>> START RECORD SET

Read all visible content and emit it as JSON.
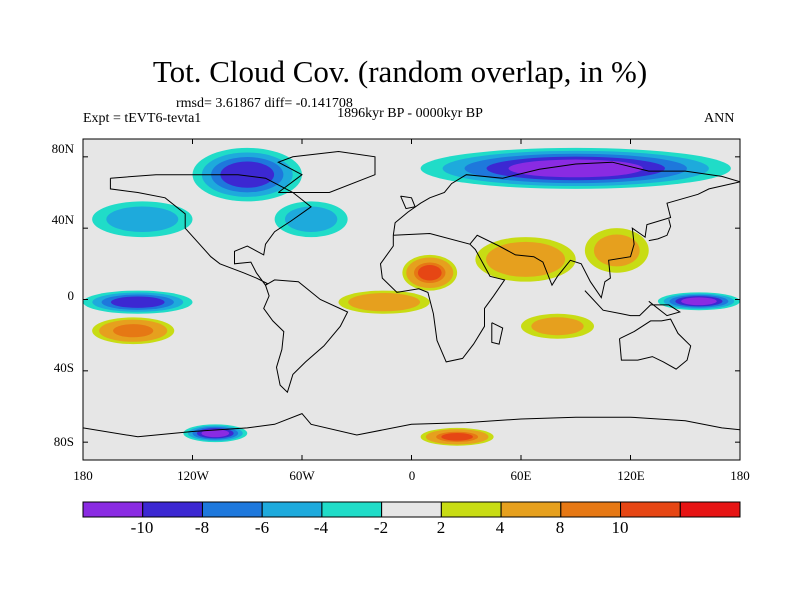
{
  "title": "Tot. Cloud Cov. (random overlap, in %)",
  "stats": "rmsd= 3.61867 diff= -0.141708",
  "period": "1896kyr BP - 0000kyr BP",
  "experiment": "Expt = tEVT6-tevta1",
  "season": "ANN",
  "y_labels": [
    "80N",
    "40N",
    "0",
    "40S",
    "80S"
  ],
  "x_labels": [
    "180",
    "120W",
    "60W",
    "0",
    "60E",
    "120E",
    "180"
  ],
  "colorbar": {
    "colors": [
      "#8a2be2",
      "#3c28d2",
      "#1e78dc",
      "#1eaadc",
      "#20dcc8",
      "#e6e6e6",
      "#c8dc14",
      "#e6a01e",
      "#e67814",
      "#e64614",
      "#e61414"
    ],
    "labels": [
      "-10",
      "-8",
      "-6",
      "-4",
      "-2",
      "2",
      "4",
      "8",
      "10"
    ]
  },
  "chart_data": {
    "type": "heatmap",
    "projection": "cylindrical equidistant",
    "variable": "Tot. Cloud Cov. (random overlap, in %)",
    "diff_value": -0.141708,
    "rmsd_value": 3.61867,
    "lon_range": [
      -180,
      180
    ],
    "lat_range": [
      -90,
      90
    ],
    "contour_levels": [
      -10,
      -8,
      -6,
      -4,
      -2,
      2,
      4,
      8,
      10
    ],
    "regions": [
      {
        "name": "north-america-arctic",
        "lon": [
          -120,
          -60
        ],
        "lat": [
          55,
          85
        ],
        "value": -8
      },
      {
        "name": "siberia-arctic",
        "lon": [
          5,
          175
        ],
        "lat": [
          62,
          85
        ],
        "value": -10
      },
      {
        "name": "north-pacific",
        "lon": [
          -175,
          -120
        ],
        "lat": [
          35,
          55
        ],
        "value": -4
      },
      {
        "name": "north-atlantic",
        "lon": [
          -75,
          -35
        ],
        "lat": [
          35,
          55
        ],
        "value": -4
      },
      {
        "name": "sahara",
        "lon": [
          -5,
          25
        ],
        "lat": [
          5,
          25
        ],
        "value": 10
      },
      {
        "name": "middle-east-india",
        "lon": [
          35,
          90
        ],
        "lat": [
          10,
          35
        ],
        "value": 6
      },
      {
        "name": "china",
        "lon": [
          95,
          130
        ],
        "lat": [
          15,
          40
        ],
        "value": 4
      },
      {
        "name": "tropical-atlantic",
        "lon": [
          -40,
          10
        ],
        "lat": [
          -8,
          5
        ],
        "value": 6
      },
      {
        "name": "tropical-east-pacific",
        "lon": [
          -180,
          -120
        ],
        "lat": [
          -8,
          5
        ],
        "value": -8
      },
      {
        "name": "tropical-west-pacific",
        "lon": [
          135,
          180
        ],
        "lat": [
          -6,
          4
        ],
        "value": -10
      },
      {
        "name": "south-pacific",
        "lon": [
          -175,
          -130
        ],
        "lat": [
          -25,
          -10
        ],
        "value": 8
      },
      {
        "name": "indian-ocean",
        "lon": [
          60,
          100
        ],
        "lat": [
          -22,
          -8
        ],
        "value": 4
      },
      {
        "name": "southern-ocean-west",
        "lon": [
          -125,
          -90
        ],
        "lat": [
          -80,
          -70
        ],
        "value": -10
      },
      {
        "name": "southern-ocean-east",
        "lon": [
          5,
          45
        ],
        "lat": [
          -82,
          -72
        ],
        "value": 10
      }
    ]
  }
}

>> END RECORD SET

Output the records above exactly as they are, leaving out the pictures.

Read all visible content and emit it as JSON.
{
  "title": "Tot. Cloud Cov. (random overlap, in %)",
  "stats": "rmsd= 3.61867 diff= -0.141708",
  "period": "1896kyr BP - 0000kyr BP",
  "experiment": "Expt = tEVT6-tevta1",
  "season": "ANN",
  "y_labels": [
    "80N",
    "40N",
    "0",
    "40S",
    "80S"
  ],
  "x_labels": [
    "180",
    "120W",
    "60W",
    "0",
    "60E",
    "120E",
    "180"
  ],
  "colorbar": {
    "colors": [
      "#8a2be2",
      "#3c28d2",
      "#1e78dc",
      "#1eaadc",
      "#20dcc8",
      "#e6e6e6",
      "#c8dc14",
      "#e6a01e",
      "#e67814",
      "#e64614",
      "#e61414"
    ],
    "labels": [
      "-10",
      "-8",
      "-6",
      "-4",
      "-2",
      "2",
      "4",
      "8",
      "10"
    ]
  },
  "chart_data": {
    "type": "heatmap",
    "projection": "cylindrical equidistant",
    "variable": "Tot. Cloud Cov. (random overlap, in %)",
    "diff_value": -0.141708,
    "rmsd_value": 3.61867,
    "lon_range": [
      -180,
      180
    ],
    "lat_range": [
      -90,
      90
    ],
    "contour_levels": [
      -10,
      -8,
      -6,
      -4,
      -2,
      2,
      4,
      8,
      10
    ],
    "regions": [
      {
        "name": "north-america-arctic",
        "lon": [
          -120,
          -60
        ],
        "lat": [
          55,
          85
        ],
        "value": -8
      },
      {
        "name": "siberia-arctic",
        "lon": [
          5,
          175
        ],
        "lat": [
          62,
          85
        ],
        "value": -10
      },
      {
        "name": "north-pacific",
        "lon": [
          -175,
          -120
        ],
        "lat": [
          35,
          55
        ],
        "value": -4
      },
      {
        "name": "north-atlantic",
        "lon": [
          -75,
          -35
        ],
        "lat": [
          35,
          55
        ],
        "value": -4
      },
      {
        "name": "sahara",
        "lon": [
          -5,
          25
        ],
        "lat": [
          5,
          25
        ],
        "value": 10
      },
      {
        "name": "middle-east-india",
        "lon": [
          35,
          90
        ],
        "lat": [
          10,
          35
        ],
        "value": 6
      },
      {
        "name": "china",
        "lon": [
          95,
          130
        ],
        "lat": [
          15,
          40
        ],
        "value": 4
      },
      {
        "name": "tropical-atlantic",
        "lon": [
          -40,
          10
        ],
        "lat": [
          -8,
          5
        ],
        "value": 6
      },
      {
        "name": "tropical-east-pacific",
        "lon": [
          -180,
          -120
        ],
        "lat": [
          -8,
          5
        ],
        "value": -8
      },
      {
        "name": "tropical-west-pacific",
        "lon": [
          135,
          180
        ],
        "lat": [
          -6,
          4
        ],
        "value": -10
      },
      {
        "name": "south-pacific",
        "lon": [
          -175,
          -130
        ],
        "lat": [
          -25,
          -10
        ],
        "value": 8
      },
      {
        "name": "indian-ocean",
        "lon": [
          60,
          100
        ],
        "lat": [
          -22,
          -8
        ],
        "value": 4
      },
      {
        "name": "southern-ocean-west",
        "lon": [
          -125,
          -90
        ],
        "lat": [
          -80,
          -70
        ],
        "value": -10
      },
      {
        "name": "southern-ocean-east",
        "lon": [
          5,
          45
        ],
        "lat": [
          -82,
          -72
        ],
        "value": 10
      }
    ]
  }
}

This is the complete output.